:: What you should do ::
Each line that follows is to be retyped exactly.

(Data records)
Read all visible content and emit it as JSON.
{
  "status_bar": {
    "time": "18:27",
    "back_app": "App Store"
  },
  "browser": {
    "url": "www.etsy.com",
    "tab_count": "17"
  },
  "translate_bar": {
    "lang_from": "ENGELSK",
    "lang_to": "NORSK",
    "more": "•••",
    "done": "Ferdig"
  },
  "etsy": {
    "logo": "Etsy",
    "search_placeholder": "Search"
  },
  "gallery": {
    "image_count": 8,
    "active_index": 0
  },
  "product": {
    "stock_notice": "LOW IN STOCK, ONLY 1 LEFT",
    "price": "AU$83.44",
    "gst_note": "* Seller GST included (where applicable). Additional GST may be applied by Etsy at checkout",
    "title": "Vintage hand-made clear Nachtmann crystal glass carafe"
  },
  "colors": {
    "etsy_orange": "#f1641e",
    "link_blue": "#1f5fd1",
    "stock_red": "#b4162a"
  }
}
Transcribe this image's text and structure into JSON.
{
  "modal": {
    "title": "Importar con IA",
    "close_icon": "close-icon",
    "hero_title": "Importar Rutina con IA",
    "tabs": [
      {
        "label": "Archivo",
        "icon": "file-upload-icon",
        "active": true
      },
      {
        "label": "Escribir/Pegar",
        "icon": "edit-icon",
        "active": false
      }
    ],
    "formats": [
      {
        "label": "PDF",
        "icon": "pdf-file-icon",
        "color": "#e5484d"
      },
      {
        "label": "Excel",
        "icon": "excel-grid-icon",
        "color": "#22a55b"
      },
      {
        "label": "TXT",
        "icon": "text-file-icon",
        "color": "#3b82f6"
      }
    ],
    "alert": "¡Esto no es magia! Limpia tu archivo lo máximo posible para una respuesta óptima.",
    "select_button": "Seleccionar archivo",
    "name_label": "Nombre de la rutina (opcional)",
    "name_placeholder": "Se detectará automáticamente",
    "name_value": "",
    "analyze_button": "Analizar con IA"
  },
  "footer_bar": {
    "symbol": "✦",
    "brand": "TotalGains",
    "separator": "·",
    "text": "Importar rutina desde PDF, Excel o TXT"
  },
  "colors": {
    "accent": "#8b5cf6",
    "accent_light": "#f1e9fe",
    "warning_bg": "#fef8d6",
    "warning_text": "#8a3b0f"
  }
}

:: Exercise solution ::
Read all visible content and emit it as JSON.
{
  "status_bar": {
    "time": "18:27",
    "back_app": "App Store"
  },
  "browser": {
    "url": "www.etsy.com",
    "tab_count": "17"
  },
  "translate_bar": {
    "lang_from": "ENGELSK",
    "lang_to": "NORSK",
    "more": "•••",
    "done": "Ferdig"
  },
  "etsy": {
    "logo": "Etsy",
    "search_placeholder": "Search"
  },
  "gallery": {
    "image_count": 8,
    "active_index": 0
  },
  "product": {
    "stock_notice": "LOW IN STOCK, ONLY 1 LEFT",
    "price": "AU$83.44",
    "gst_note": "* Seller GST included (where applicable). Additional GST may be applied by Etsy at checkout",
    "title": "Vintage hand-made clear Nachtmann crystal glass carafe"
  },
  "colors": {
    "etsy_orange": "#f1641e",
    "link_blue": "#1f5fd1",
    "stock_red": "#b4162a"
  }
}
Transcribe this image's text and structure into JSON.
{
  "modal": {
    "title": "Importar con IA",
    "close_icon": "close-icon",
    "hero_title": "Importar Rutina con IA",
    "tabs": [
      {
        "label": "Archivo",
        "icon": "file-upload-icon",
        "active": true
      },
      {
        "label": "Escribir/Pegar",
        "icon": "edit-icon",
        "active": false
      }
    ],
    "formats": [
      {
        "label": "PDF",
        "icon": "pdf-file-icon",
        "color": "#e5484d"
      },
      {
        "label": "Excel",
        "icon": "excel-grid-icon",
        "color": "#22a55b"
      },
      {
        "label": "TXT",
        "icon": "text-file-icon",
        "color": "#3b82f6"
      }
    ],
    "alert": "¡Esto no es magia! Limpia tu archivo lo máximo posible para una respuesta óptima.",
    "select_button": "Seleccionar archivo",
    "name_label": "Nombre de la rutina (opcional)",
    "name_placeholder": "Se detectará automáticamente",
    "name_value": "",
    "analyze_button": "Analizar con IA"
  },
  "footer_bar": {
    "symbol": "✦",
    "brand": "TotalGains",
    "separator": "·",
    "text": "Importar rutina desde PDF, Excel o TXT"
  },
  "colors": {
    "accent": "#8b5cf6",
    "accent_light": "#f1e9fe",
    "warning_bg": "#fef8d6",
    "warning_text": "#8a3b0f"
  }
}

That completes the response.